Collection entries
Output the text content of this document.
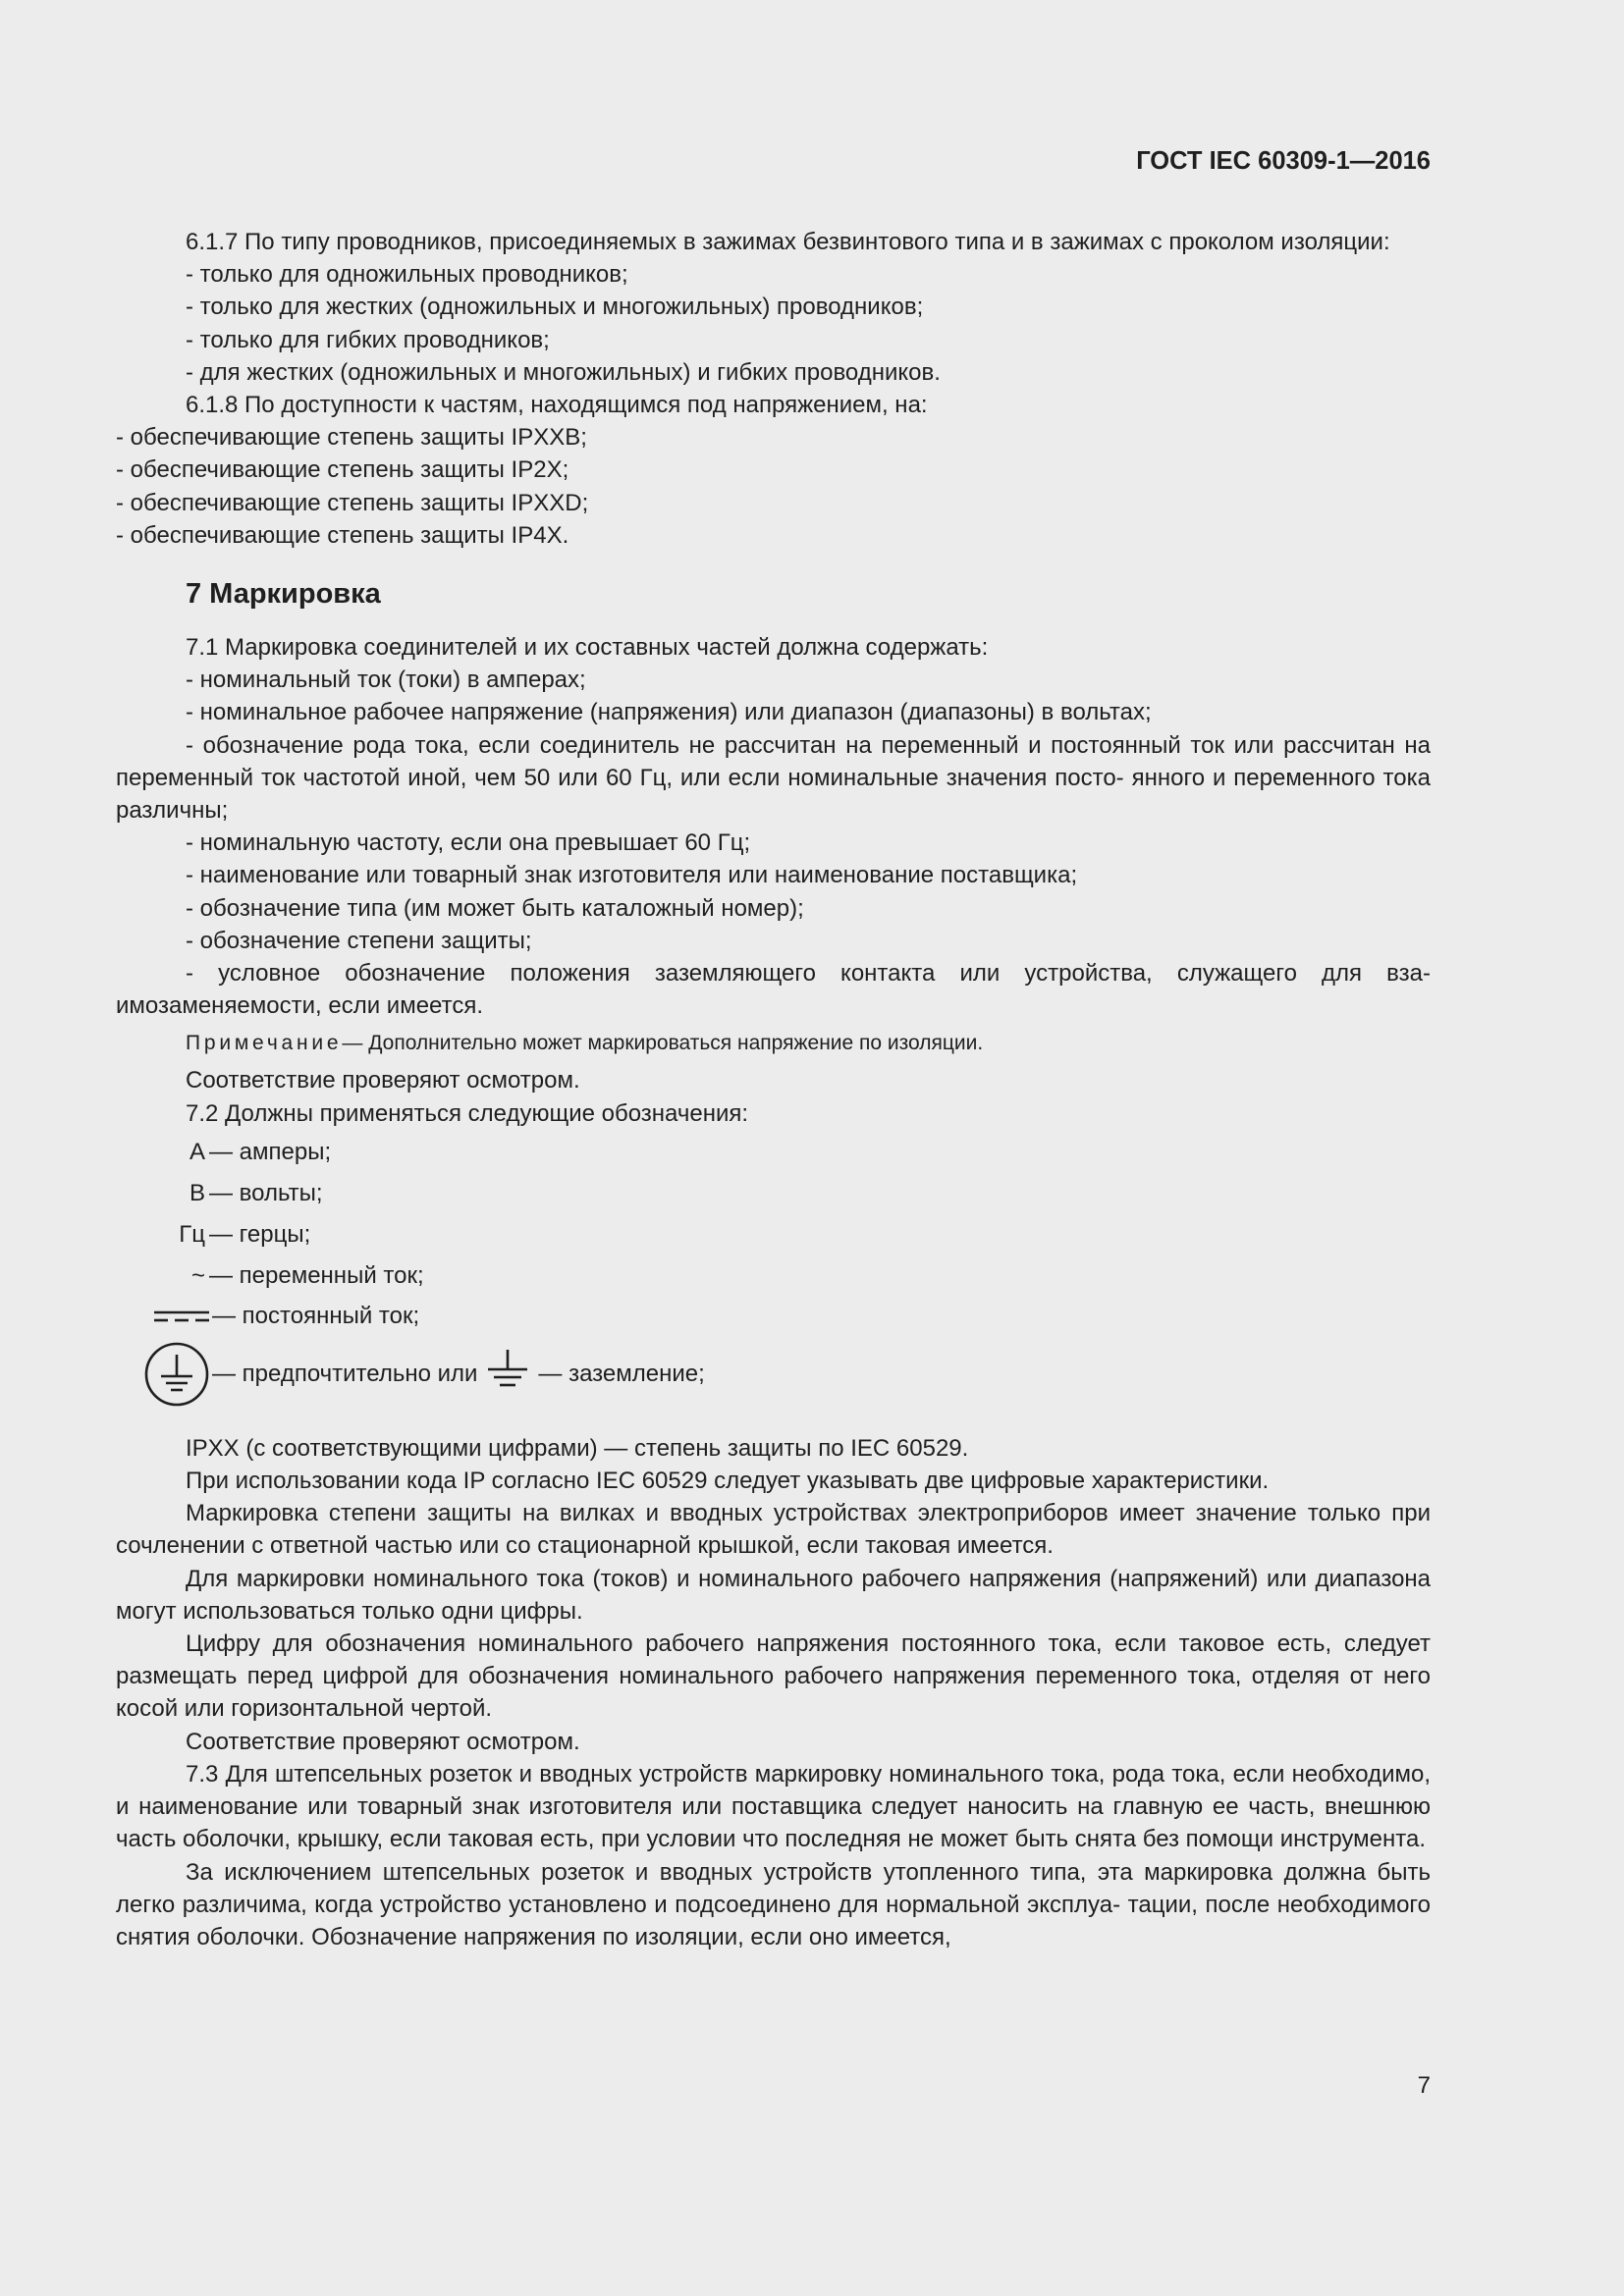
ГОСТ IEC 60309-1—2016

6.1.7 По типу проводников, присоединяемых в зажимах безвинтового типа и в зажимах с проколом изоляции:

- только для одножильных проводников;

- только для жестких (одножильных и многожильных) проводников;

- только для гибких проводников;

- для жестких (одножильных и многожильных) и гибких проводников.

6.1.8 По доступности к частям, находящимся под напряжением, на:

- обеспечивающие степень защиты IPXXB;

- обеспечивающие степень защиты IP2X;

- обеспечивающие степень защиты IPXXD;

- обеспечивающие степень защиты IP4X.

7 Маркировка

7.1 Маркировка соединителей и их составных частей должна содержать:

- номинальный ток (токи) в амперах;

- номинальное рабочее напряжение (напряжения) или диапазон (диапазоны) в вольтах;

- обозначение рода тока, если соединитель не рассчитан на переменный и постоянный ток или рассчитан на переменный ток частотой иной, чем 50 или 60 Гц, или если номинальные значения посто- янного и переменного тока различны;

- номинальную частоту, если она превышает 60 Гц;

- наименование или товарный знак изготовителя или наименование поставщика;

- обозначение типа (им может быть каталожный номер);

- обозначение степени защиты;

- условное обозначение положения заземляющего контакта или устройства, служащего для вза- имозаменяемости, если имеется.

Примечание— Дополнительно может маркироваться напряжение по изоляции.

Соответствие проверяют осмотром.

7.2 Должны применяться следующие обозначения:

А — амперы;
В — вольты;
Гц — герцы;
~ — переменный ток;
— постоянный ток;
— предпочтительно или	— заземление;

IPXX (с соответствующими цифрами) — степень защиты по IEC 60529.

При использовании кода IP согласно IEC 60529 следует указывать две цифровые характеристики.

Маркировка степени защиты на вилках и вводных устройствах электроприборов имеет значение только при сочленении с ответной частью или со стационарной крышкой, если таковая имеется.

Для маркировки номинального тока (токов) и номинального рабочего напряжения (напряжений) или диапазона могут использоваться только одни цифры.

Цифру для обозначения номинального рабочего напряжения постоянного тока, если таковое есть, следует размещать перед цифрой для обозначения номинального рабочего напряжения переменного тока, отделяя от него косой или горизонтальной чертой.

Соответствие проверяют осмотром.

7.3 Для штепсельных розеток и вводных устройств маркировку номинального тока, рода тока, если необходимо, и наименование или товарный знак изготовителя или поставщика следует наносить на главную ее часть, внешнюю часть оболочки, крышку, если таковая есть, при условии что последняя не может быть снята без помощи инструмента.

За исключением штепсельных розеток и вводных устройств утопленного типа, эта маркировка должна быть легко различима, когда устройство установлено и подсоединено для нормальной эксплуа- тации, после необходимого снятия оболочки. Обозначение напряжения по изоляции, если оно имеется,

7
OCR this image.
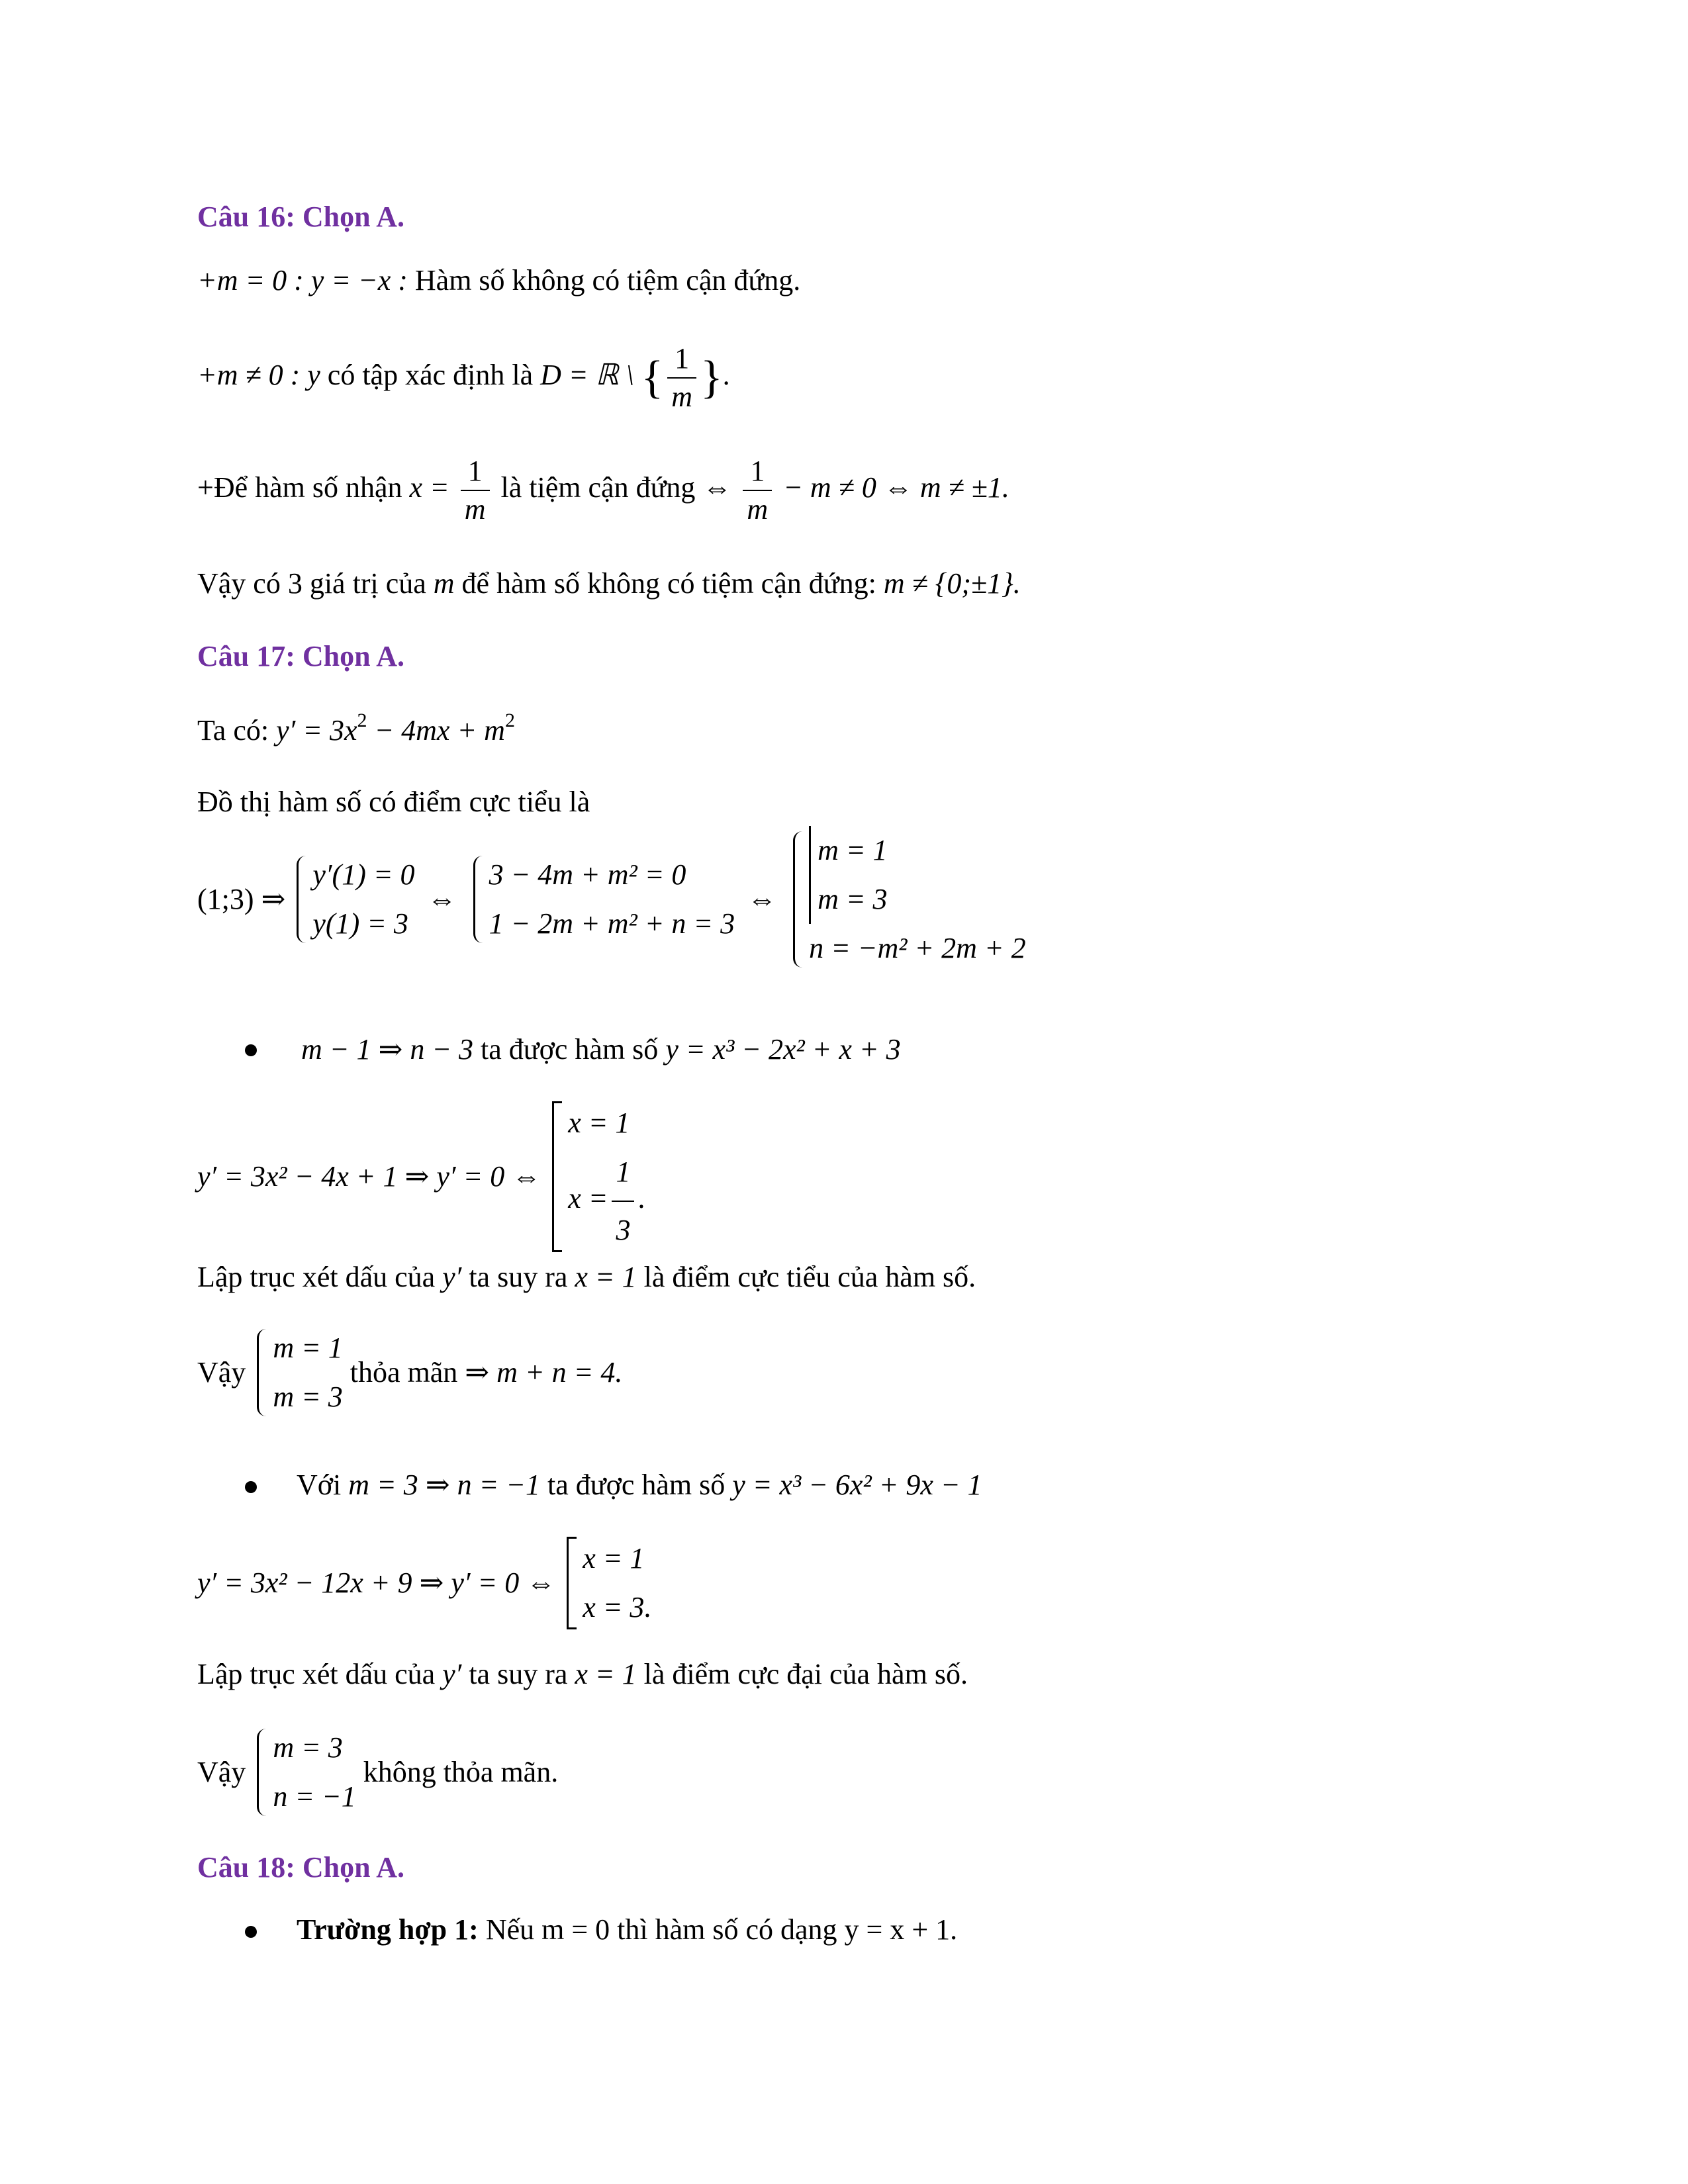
Câu 16: Chọn A.
+m = 0 : y = −x : Hàm số không có tiệm cận đứng.
+m ≠ 0 : y có tập xác định là D = ℝ \ { $\frac{1}{m}$ }.
+Để hàm số nhận $x = \frac{1}{m}$ là tiệm cận đứng ⇔ $\frac{1}{m} - m \ne 0$ ⇔ m ≠ ±1.
Vậy có 3 giá trị của m để hàm số không có tiệm cận đứng: m ≠ {0;±1}.
Câu 17: Chọn A.
Ta có: $y' = 3x^2 - 4mx + m^2$
Đồ thị hàm số có điểm cực tiểu là
(1;3) ⇒
y′(1) = 0
y(1) = 3
⇔
3 − 4m + m² = 0
1 − 2m + m² + n = 3
⇔
m = 1
m = 3
n = −m² + 2m + 2
m − 1 ⇒ n − 3 ta được hàm số y = x³ − 2x² + x + 3
y′ = 3x² − 4x + 1 ⇒ y′ = 0 ⇔
x = 1
$x = \frac{1}{3}$ .
Lập trục xét dấu của y′ ta suy ra x = 1 là điểm cực tiểu của hàm số.
Vậy
m = 1
m = 3
thỏa mãn ⇒ m + n = 4.
Với m = 3 ⇒ n = −1 ta được hàm số y = x³ − 6x² + 9x − 1
y′ = 3x² − 12x + 9 ⇒ y′ = 0 ⇔
x = 1
x = 3.
Lập trục xét dấu của y′ ta suy ra x = 1 là điểm cực đại của hàm số.
Vậy
m = 3
n = −1
không thỏa mãn.
Câu 18: Chọn A.
Trường hợp 1: Nếu m = 0 thì hàm số có dạng y = x + 1.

# WHAT NEEDS TO BE DONE
Copy every line above in which the string "многожильных" shows up.

# TASK RESPONSE
- только для жестких (одножильных и многожильных) проводников;
- для жестких (одножильных и многожильных) и гибких проводников.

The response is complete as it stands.